• Problem to work on:
Write out the landlord question-and-answer text below word for word, starting at "Do I call the" and ending at "early next week.".

• Source text:
* * *

Q: My daughter, a senior at the University of Minnesota, moved into a two-bedroom basement apartment in southeast Minneapolis. When she moved in, we noticed mold in the corner and a damp smell, and notified the landlord. I later called the landlord about the mold, along with a few other issues that were never fixed. I ended up just painting Kilz in the corner to cover up the black stain. My daughter has had other issues that have never been resolved.
With all the rain during the recent weeks, my daughter’s bedroom and part of the hallway are completely soaked, and the mold is back. The apartment smells wet and moldy. My daughter’s desk and personal belongings were all ruined. Therefore, we moved her out this past weekend. The landlord finally got back to her, and said he will just clean the carpet. This apartment is unfit to live in, due to the mold. The wallboard is soaked, and the studs behind them must also be black with mold.
Do I call the city inspector and report the landlord for not fixing or responding to her request for repairs within the 14-day reriod? The roommate’s bedroom is not affected, and she says she can deal with the smell. Do we work with the city for rent escrow? My daughter only has two months left on her lease, and the landlord holds her damage deposit as well. We need to do something soon, since the landlord indicated he would be cleaning the wet carpets early next week.
A: Since your daughter has two months left on her lease, and you would like to get her security deposit returned, I would try to negotiate with the landlord before filing a rent-escrow action. I would write the landlord a letter indicating that your daughter moved out two months early, due to the mold situation, and that it is unsafe for her to sleep there. I would state in the letter that since the repairs weren’t made after a few 14-day-notice letters were sent, you would like the landlord to waive the last two months’ rent on her lease and return her entire security deposit. That way you can both avoid a rent-escrow action.

* * *

• Provided material:
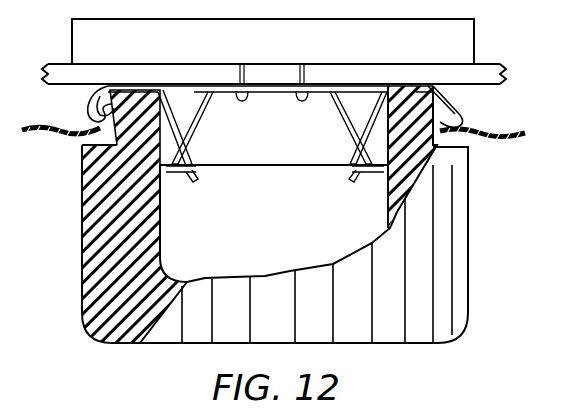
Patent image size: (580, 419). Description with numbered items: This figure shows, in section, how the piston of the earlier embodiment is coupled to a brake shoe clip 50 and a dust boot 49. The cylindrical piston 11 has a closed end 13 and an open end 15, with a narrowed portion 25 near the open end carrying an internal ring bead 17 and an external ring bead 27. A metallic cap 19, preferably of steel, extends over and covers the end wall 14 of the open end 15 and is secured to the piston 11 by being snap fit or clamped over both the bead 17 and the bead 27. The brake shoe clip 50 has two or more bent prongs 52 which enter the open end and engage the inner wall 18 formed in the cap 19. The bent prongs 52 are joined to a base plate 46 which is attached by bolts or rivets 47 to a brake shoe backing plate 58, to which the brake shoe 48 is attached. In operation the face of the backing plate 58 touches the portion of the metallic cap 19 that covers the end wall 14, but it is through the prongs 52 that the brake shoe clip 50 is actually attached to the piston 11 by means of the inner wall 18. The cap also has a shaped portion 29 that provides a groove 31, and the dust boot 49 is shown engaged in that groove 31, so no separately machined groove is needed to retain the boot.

The piston 11 is at (466, 240).
The closed end 13 is at (288, 340).
The end wall 14 is at (408, 92).
The open end 15 is at (267, 244).
The internal ring bead 17 is at (164, 160).
The inner wall 18 is at (352, 152).
The metallic cap 19 is at (372, 115).
The narrowed portion 25 is at (122, 87).
The external ring bead 27 is at (92, 110).
The shaped portion 29 is at (463, 108).
The groove 31 is at (93, 165).
The base plate 46 is at (286, 96).
The bolts or rivets 47 is at (237, 105).
The brake shoe 48 is at (475, 40).
The dust boot 49 is at (512, 138).
The brake shoe clip 50 is at (272, 100).
The bent prongs 52 is at (352, 172).
The brake shoe backing plate 58 is at (490, 70).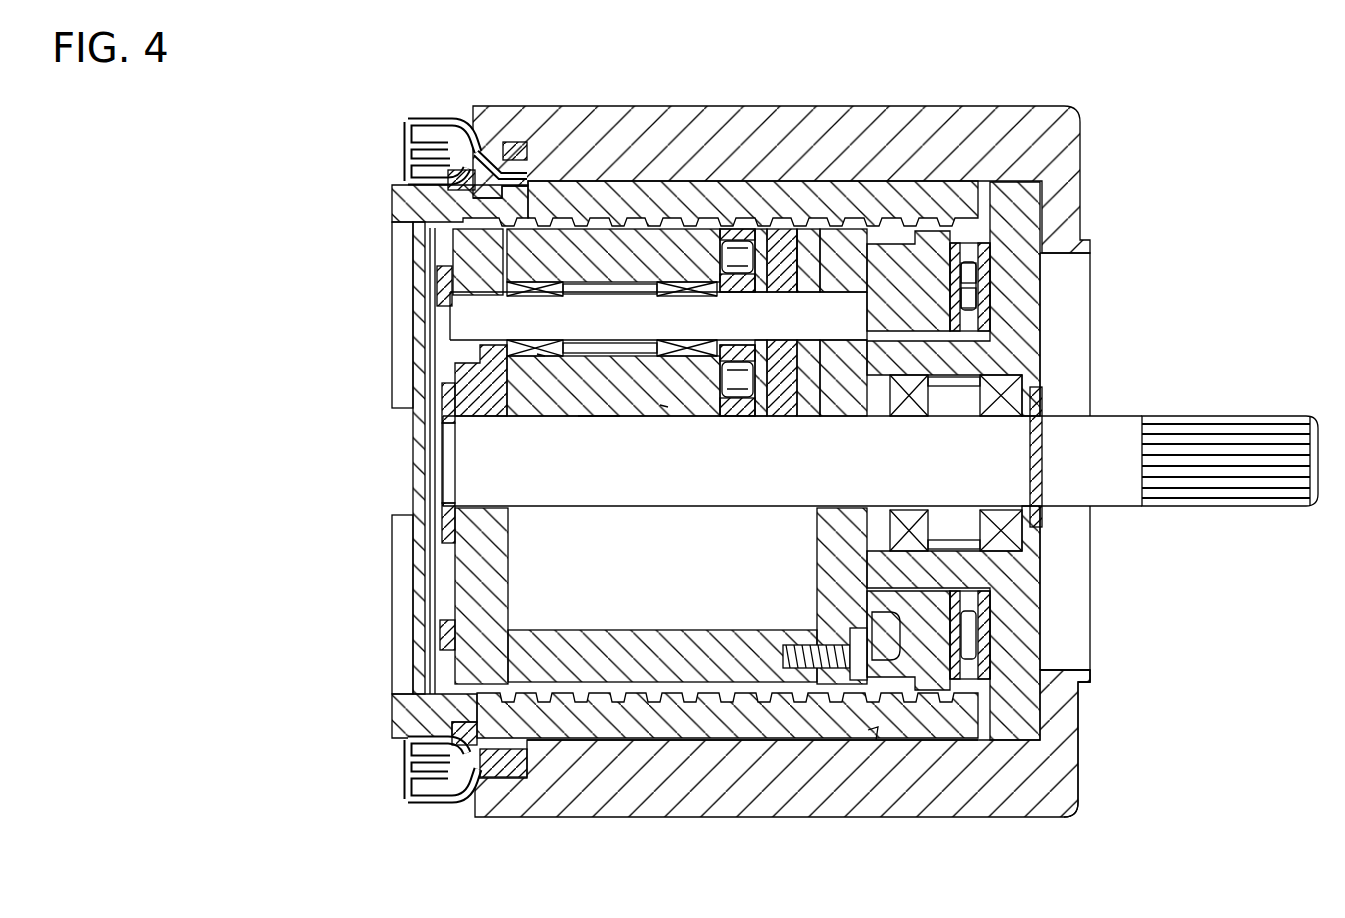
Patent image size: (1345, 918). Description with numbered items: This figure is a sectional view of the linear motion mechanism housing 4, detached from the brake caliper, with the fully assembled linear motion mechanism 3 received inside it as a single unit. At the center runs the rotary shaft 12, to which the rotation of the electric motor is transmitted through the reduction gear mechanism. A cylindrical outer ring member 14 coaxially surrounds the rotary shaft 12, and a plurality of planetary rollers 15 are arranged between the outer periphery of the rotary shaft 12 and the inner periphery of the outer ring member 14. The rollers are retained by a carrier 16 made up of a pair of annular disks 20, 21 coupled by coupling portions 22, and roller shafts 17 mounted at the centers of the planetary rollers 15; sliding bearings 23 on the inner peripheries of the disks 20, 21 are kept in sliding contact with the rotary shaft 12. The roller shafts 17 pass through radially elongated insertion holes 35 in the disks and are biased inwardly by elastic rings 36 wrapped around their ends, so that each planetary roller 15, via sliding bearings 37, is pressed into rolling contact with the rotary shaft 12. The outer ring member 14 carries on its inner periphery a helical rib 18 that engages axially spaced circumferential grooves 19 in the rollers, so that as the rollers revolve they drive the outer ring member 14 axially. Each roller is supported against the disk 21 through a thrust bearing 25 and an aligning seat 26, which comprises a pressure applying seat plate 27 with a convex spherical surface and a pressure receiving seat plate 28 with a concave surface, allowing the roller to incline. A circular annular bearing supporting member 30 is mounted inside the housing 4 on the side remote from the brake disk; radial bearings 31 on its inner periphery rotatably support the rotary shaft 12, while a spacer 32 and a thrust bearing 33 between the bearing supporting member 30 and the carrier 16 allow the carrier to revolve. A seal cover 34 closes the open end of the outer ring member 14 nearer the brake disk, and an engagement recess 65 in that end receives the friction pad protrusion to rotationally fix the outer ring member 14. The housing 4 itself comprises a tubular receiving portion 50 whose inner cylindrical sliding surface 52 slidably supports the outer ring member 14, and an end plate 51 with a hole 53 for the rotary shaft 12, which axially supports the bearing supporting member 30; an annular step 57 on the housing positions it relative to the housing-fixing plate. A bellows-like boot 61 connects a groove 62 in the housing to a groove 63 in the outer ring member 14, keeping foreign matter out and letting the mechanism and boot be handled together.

The linear motion mechanism 3 is at (601, 180).
The linear motion mechanism housing 4 is at (722, 106).
The rotary shaft 12 is at (1208, 440).
The outer ring member 14 is at (708, 730).
The planetary rollers 15 is at (638, 235).
The carrier 16 is at (850, 240).
The roller shafts 17 is at (462, 317).
The helical rib 18 is at (634, 700).
The circumferential grooves 19 is at (612, 416).
The disk 20 is at (495, 577).
The disk 21 is at (822, 565).
The coupling portions 22 is at (668, 648).
The sliding bearings 23 is at (490, 418).
The thrust bearing 25 is at (738, 393).
The aligning seat 26 is at (786, 245).
The pressure applying seat plate 27 is at (775, 395).
The pressure receiving seat plate 28 is at (805, 402).
The bearing supporting member 30 is at (1017, 190).
The radial bearings 31 is at (997, 412).
The spacer 32 is at (907, 257).
The thrust bearing 33 is at (966, 262).
The seal cover 34 is at (413, 262).
The insertion holes 35 is at (467, 325).
The elastic rings 36 is at (437, 282).
The sliding bearings 37 is at (537, 356).
The tubular receiving portion 50 is at (792, 807).
The end plate 51 is at (1067, 722).
The sliding surface 52 is at (878, 727).
The hole 53 is at (1065, 663).
The step 57 is at (1080, 671).
The boot 61 is at (400, 128).
The groove 62 is at (514, 142).
The groove 63 is at (483, 196).
The engagement recess 65 is at (407, 515).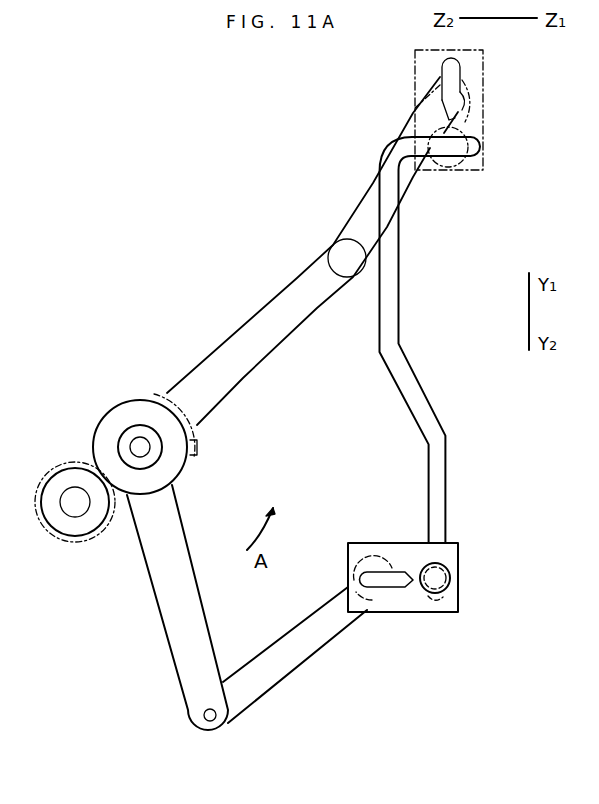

* * *

• Reply:
Do I call the city inspector and report the landlord for not fixing or responding to her request for repairs within the 14-day reriod? The roommate’s bedroom is not affected, and she says she can deal with the smell. Do we work with the city for rent escrow? My daughter only has two months left on her lease, and the landlord holds her damage deposit as well. We need to do something soon, since the landlord indicated he would be cleaning the wet carpets early next week.